To be done:
Write out, word for word, the entries from the one containing "List every element" through the one containing "Find all labels, buttons, inputs, and", leaving the pictures out of your answer.

━━━

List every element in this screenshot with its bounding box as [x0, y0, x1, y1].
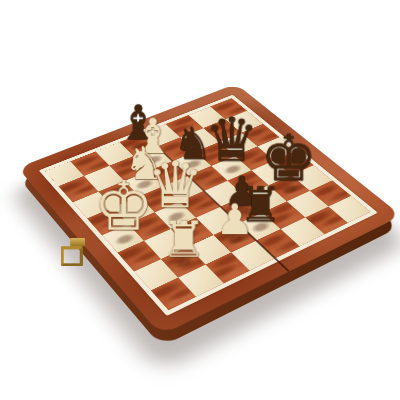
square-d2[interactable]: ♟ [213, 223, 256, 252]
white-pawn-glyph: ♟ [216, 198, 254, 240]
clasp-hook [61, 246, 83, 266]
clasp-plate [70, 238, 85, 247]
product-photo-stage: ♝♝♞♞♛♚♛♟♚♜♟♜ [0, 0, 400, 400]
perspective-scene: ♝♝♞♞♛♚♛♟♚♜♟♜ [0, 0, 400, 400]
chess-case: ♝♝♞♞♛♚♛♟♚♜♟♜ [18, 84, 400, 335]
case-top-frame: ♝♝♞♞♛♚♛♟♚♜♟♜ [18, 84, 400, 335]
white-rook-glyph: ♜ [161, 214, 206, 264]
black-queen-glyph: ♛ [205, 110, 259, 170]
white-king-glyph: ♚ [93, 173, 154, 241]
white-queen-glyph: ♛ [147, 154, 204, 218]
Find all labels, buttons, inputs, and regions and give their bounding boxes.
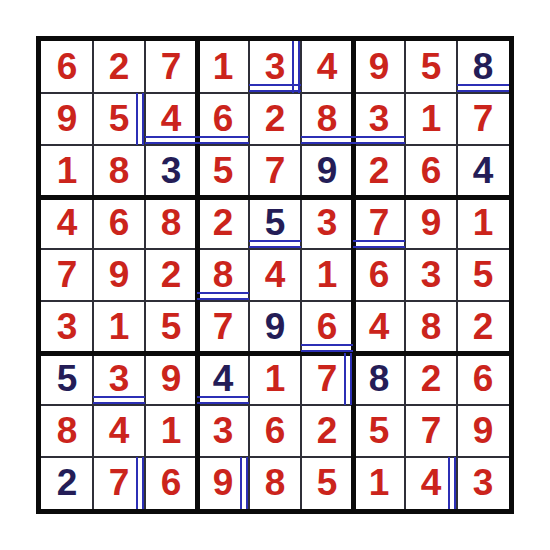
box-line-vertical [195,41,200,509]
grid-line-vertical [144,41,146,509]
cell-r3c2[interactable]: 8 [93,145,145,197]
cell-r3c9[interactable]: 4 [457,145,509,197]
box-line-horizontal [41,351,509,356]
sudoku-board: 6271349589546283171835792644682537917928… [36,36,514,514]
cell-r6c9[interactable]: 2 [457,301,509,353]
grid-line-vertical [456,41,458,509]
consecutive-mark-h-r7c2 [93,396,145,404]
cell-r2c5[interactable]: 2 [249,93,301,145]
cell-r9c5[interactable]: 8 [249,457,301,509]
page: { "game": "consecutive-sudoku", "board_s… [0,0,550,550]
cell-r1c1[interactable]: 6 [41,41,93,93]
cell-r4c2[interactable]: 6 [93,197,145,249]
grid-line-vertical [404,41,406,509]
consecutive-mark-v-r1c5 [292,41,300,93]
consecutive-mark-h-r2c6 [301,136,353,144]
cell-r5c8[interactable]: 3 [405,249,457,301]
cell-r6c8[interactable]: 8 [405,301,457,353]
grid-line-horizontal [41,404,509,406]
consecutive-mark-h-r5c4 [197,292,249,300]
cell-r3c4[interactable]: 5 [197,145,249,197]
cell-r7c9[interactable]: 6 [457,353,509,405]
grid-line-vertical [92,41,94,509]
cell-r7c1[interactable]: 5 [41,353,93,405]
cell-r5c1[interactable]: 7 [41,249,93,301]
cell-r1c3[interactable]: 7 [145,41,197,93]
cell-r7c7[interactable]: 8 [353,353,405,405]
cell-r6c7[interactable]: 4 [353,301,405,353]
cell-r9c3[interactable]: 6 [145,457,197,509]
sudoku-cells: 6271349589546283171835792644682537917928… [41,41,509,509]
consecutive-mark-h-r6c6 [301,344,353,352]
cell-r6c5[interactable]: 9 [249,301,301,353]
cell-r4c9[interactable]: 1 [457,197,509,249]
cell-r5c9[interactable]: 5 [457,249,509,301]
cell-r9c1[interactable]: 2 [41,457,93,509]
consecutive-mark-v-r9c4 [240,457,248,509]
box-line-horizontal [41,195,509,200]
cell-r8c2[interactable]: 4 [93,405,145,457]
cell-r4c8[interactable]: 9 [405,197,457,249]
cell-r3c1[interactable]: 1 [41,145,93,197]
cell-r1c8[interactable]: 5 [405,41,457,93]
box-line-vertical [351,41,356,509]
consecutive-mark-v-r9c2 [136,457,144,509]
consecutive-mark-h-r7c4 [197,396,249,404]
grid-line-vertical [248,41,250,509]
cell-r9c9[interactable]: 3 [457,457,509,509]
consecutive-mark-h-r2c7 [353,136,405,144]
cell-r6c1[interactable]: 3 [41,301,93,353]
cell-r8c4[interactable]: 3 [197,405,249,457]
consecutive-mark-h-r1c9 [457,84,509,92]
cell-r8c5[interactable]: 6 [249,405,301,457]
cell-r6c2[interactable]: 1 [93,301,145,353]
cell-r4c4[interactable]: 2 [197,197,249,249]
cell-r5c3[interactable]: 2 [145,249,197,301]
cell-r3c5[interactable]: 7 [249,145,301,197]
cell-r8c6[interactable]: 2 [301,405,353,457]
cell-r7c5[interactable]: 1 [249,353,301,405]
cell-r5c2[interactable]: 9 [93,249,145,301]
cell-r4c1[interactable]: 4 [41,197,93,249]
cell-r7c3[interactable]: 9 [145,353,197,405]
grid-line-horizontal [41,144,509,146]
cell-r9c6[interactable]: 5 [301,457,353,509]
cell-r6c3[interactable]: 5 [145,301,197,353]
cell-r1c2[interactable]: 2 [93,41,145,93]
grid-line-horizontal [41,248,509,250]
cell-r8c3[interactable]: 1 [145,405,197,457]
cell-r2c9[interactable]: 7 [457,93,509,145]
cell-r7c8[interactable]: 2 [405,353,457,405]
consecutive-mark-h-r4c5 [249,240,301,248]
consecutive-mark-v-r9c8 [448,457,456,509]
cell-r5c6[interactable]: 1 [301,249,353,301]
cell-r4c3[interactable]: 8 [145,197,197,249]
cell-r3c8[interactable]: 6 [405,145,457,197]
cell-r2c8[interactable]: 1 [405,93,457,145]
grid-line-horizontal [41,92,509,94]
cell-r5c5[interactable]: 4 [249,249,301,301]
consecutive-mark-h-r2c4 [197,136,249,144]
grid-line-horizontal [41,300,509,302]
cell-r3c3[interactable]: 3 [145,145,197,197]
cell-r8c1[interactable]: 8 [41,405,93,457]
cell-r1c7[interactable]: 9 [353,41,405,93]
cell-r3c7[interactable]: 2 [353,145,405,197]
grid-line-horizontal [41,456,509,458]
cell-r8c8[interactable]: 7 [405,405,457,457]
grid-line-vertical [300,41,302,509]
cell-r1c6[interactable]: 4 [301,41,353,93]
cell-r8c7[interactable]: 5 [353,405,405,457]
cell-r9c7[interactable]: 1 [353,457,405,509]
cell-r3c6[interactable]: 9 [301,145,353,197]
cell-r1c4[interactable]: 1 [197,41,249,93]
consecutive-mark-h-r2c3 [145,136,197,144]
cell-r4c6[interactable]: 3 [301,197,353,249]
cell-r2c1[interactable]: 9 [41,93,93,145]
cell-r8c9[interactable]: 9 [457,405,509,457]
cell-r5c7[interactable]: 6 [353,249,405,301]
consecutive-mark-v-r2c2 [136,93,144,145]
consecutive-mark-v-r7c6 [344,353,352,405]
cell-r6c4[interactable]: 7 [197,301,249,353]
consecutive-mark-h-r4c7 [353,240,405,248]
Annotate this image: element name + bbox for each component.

━━━

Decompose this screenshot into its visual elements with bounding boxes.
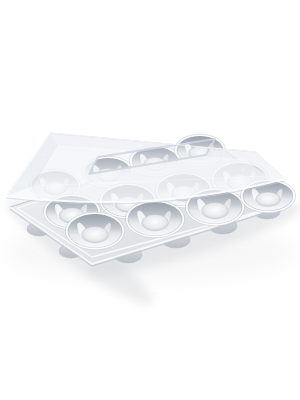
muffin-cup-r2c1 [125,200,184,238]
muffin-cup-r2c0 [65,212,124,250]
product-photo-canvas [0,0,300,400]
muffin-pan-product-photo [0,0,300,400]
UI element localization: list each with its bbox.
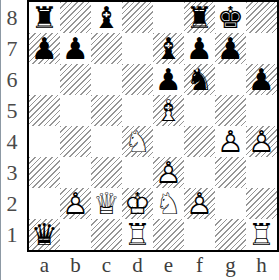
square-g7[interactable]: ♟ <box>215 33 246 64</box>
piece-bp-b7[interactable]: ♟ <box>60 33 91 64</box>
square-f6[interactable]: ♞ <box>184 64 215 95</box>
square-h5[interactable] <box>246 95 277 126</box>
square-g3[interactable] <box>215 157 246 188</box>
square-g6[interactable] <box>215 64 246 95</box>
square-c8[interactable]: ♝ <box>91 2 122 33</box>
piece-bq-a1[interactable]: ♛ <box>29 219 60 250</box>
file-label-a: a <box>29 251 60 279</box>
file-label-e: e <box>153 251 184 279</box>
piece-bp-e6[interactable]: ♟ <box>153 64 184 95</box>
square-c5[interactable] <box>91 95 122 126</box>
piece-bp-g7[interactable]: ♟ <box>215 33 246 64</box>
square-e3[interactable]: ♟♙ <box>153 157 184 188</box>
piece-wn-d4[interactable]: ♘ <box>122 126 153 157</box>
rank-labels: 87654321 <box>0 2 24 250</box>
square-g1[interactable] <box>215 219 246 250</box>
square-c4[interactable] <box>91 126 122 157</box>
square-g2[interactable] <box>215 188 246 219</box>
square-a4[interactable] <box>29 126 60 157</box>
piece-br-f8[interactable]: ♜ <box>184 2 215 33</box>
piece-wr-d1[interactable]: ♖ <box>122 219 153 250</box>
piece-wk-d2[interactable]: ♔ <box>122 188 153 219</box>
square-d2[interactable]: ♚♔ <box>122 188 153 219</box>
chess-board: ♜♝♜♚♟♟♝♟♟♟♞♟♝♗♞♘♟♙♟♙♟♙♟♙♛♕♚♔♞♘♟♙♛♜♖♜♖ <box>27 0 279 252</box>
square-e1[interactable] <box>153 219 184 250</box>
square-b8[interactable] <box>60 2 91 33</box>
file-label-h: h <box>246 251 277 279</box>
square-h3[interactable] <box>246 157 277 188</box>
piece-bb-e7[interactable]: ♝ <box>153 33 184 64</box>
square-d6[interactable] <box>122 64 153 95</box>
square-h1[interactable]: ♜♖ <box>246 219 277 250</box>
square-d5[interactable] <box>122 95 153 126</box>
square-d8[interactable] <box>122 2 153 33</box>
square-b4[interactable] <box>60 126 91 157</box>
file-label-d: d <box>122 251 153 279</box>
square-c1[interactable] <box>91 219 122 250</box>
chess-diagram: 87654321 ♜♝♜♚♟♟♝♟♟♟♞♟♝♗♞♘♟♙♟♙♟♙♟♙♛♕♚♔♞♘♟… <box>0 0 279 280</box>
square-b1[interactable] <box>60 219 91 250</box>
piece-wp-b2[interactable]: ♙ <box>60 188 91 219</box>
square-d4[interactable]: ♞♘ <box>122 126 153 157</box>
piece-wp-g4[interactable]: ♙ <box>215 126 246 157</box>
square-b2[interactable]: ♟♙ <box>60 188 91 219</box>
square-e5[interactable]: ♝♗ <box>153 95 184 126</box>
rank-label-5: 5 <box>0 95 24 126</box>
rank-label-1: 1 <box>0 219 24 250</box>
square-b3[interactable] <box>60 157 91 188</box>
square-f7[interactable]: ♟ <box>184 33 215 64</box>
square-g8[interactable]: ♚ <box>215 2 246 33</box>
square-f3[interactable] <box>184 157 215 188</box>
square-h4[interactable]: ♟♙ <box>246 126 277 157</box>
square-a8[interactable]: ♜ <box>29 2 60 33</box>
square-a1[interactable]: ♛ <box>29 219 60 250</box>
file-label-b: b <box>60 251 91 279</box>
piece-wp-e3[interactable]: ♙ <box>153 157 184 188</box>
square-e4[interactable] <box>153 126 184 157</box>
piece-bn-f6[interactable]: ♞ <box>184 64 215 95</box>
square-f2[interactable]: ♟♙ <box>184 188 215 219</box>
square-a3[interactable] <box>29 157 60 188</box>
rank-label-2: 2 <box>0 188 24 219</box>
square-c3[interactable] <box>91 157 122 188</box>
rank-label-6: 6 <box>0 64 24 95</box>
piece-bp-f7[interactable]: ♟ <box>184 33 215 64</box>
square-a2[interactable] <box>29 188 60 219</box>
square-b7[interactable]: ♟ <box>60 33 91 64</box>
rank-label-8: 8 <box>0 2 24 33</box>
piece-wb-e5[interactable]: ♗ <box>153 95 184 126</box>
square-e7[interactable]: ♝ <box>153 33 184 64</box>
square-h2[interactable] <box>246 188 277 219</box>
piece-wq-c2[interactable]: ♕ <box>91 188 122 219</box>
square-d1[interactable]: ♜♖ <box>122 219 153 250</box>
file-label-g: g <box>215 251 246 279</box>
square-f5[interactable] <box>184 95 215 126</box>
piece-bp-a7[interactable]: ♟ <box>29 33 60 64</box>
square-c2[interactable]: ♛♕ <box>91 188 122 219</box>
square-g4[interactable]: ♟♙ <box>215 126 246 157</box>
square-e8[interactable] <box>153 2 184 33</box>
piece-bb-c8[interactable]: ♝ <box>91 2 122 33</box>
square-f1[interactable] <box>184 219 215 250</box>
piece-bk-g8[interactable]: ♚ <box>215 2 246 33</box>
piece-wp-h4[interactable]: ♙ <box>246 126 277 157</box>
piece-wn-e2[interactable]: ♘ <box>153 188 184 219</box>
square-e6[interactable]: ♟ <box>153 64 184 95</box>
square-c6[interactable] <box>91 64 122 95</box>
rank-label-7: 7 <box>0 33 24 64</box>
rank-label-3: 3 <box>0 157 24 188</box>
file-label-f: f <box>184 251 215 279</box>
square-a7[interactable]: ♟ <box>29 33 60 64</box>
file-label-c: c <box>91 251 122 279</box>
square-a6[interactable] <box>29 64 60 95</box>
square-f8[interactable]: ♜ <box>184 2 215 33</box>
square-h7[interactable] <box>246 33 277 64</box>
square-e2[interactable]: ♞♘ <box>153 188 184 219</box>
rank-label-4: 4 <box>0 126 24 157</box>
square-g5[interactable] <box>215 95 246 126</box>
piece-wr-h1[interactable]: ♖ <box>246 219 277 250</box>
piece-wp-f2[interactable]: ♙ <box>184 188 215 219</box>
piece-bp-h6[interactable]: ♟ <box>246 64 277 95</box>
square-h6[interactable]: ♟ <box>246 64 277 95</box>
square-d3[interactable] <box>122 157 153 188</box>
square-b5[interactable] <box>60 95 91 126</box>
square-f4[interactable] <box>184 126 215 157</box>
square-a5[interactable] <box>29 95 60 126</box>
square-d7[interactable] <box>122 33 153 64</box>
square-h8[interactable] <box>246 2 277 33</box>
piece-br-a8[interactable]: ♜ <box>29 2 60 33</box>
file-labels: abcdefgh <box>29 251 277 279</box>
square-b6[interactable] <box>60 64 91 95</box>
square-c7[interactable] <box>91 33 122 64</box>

━━━

Task solution:
List every element in this screenshot with its bounding box as [x0, y0, x1, y1].
square-d2[interactable]: ♟ [213, 223, 256, 252]
white-pawn-glyph: ♟ [216, 198, 254, 240]
clasp-hook [61, 246, 83, 266]
clasp-plate [70, 238, 85, 247]
product-photo-stage: ♝♝♞♞♛♚♛♟♚♜♟♜ [0, 0, 400, 400]
perspective-scene: ♝♝♞♞♛♚♛♟♚♜♟♜ [0, 0, 400, 400]
chess-case: ♝♝♞♞♛♚♛♟♚♜♟♜ [18, 84, 400, 335]
case-top-frame: ♝♝♞♞♛♚♛♟♚♜♟♜ [18, 84, 400, 335]
white-rook-glyph: ♜ [161, 214, 206, 264]
black-queen-glyph: ♛ [205, 110, 259, 170]
white-king-glyph: ♚ [93, 173, 154, 241]
white-queen-glyph: ♛ [147, 154, 204, 218]
Find all labels, buttons, inputs, and regions and give their bounding boxes.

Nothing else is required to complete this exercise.